### OPDRACHT:
Herhaal alsjeblieft woordelijk de rijen vanaf de rij met "localize 37 of" tot en met de rij met "logo-text: COUNTY bbox=[606, 13, 658, 23]".

### GEGEVENSSET:
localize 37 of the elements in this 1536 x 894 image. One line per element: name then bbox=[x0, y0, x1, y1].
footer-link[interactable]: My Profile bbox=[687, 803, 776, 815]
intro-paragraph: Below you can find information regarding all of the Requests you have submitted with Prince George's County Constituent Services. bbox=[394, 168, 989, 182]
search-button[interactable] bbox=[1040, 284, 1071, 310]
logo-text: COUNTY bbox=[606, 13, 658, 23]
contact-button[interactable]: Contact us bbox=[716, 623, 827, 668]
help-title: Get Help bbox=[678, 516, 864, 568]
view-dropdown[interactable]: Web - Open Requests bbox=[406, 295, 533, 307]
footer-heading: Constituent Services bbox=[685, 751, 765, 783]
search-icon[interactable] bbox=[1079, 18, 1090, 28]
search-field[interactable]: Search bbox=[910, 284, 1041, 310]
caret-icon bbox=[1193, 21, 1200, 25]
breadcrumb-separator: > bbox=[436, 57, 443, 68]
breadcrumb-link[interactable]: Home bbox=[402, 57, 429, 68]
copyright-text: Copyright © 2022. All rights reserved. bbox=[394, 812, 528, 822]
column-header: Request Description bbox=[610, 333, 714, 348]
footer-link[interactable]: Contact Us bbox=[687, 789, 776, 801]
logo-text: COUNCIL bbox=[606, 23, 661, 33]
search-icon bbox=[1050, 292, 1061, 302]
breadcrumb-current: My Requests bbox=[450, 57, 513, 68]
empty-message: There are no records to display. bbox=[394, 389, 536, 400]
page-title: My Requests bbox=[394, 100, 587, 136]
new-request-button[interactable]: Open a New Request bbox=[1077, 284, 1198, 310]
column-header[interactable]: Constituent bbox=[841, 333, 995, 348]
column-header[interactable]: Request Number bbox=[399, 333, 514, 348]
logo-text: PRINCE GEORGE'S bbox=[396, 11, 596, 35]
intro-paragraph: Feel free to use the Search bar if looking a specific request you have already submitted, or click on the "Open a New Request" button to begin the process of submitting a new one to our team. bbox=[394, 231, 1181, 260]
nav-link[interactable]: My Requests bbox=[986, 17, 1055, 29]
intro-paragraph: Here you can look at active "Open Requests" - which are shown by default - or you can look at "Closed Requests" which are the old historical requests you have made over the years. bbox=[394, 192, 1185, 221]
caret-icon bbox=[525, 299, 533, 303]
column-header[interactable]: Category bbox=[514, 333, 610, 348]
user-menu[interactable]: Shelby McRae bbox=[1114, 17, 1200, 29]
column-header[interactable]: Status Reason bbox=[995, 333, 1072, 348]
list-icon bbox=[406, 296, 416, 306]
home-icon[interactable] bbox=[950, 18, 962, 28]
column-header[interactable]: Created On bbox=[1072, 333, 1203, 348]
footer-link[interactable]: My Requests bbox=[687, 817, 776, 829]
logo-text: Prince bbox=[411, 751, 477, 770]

...

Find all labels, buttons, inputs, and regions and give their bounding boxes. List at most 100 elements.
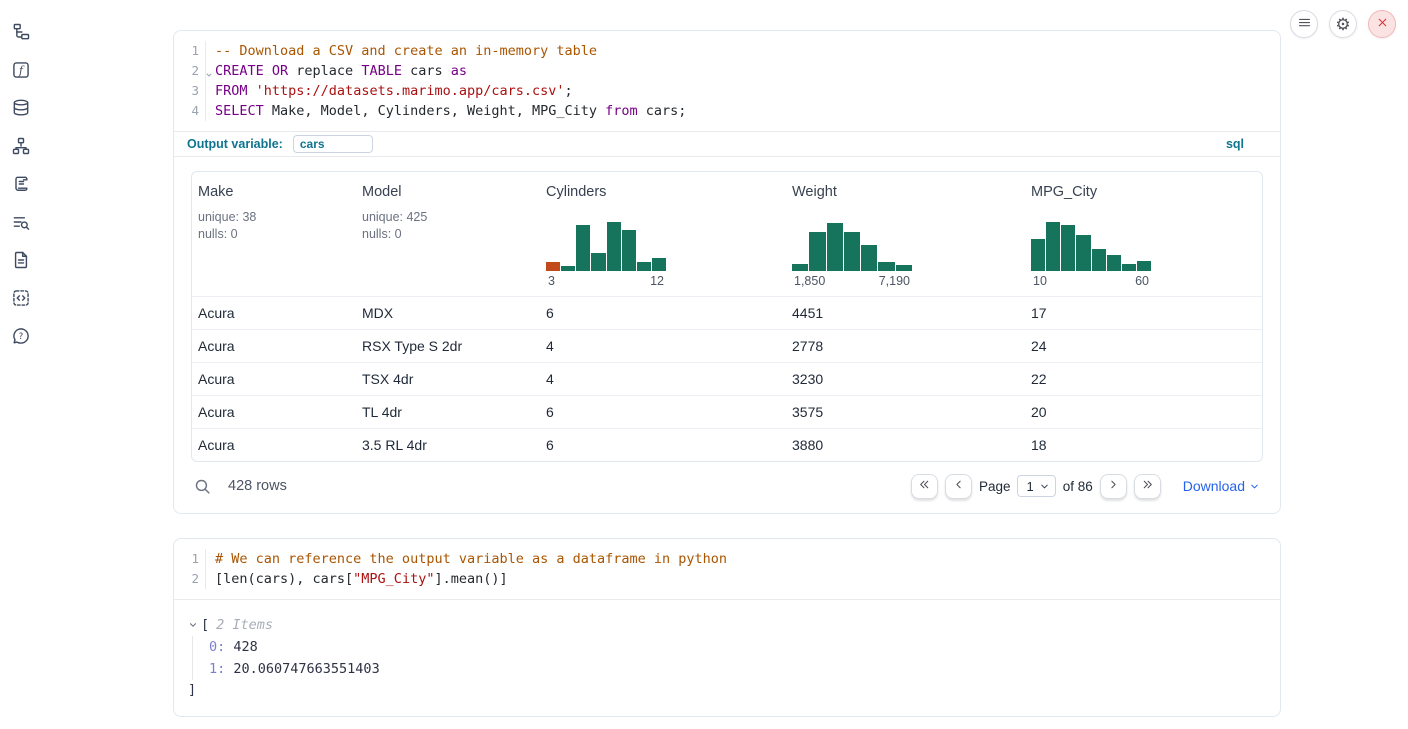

### ANTWOORD:
localize 37 of the elements in this 1536 x 894 image. One line per element: name then bbox=[x0, y0, x1, y1].
footer-link[interactable]: My Profile bbox=[687, 803, 776, 815]
intro-paragraph: Below you can find information regarding all of the Requests you have submitted with Prince George's County Constituent Services. bbox=[394, 168, 989, 182]
search-button[interactable] bbox=[1040, 284, 1071, 310]
logo-text: COUNTY bbox=[606, 13, 658, 23]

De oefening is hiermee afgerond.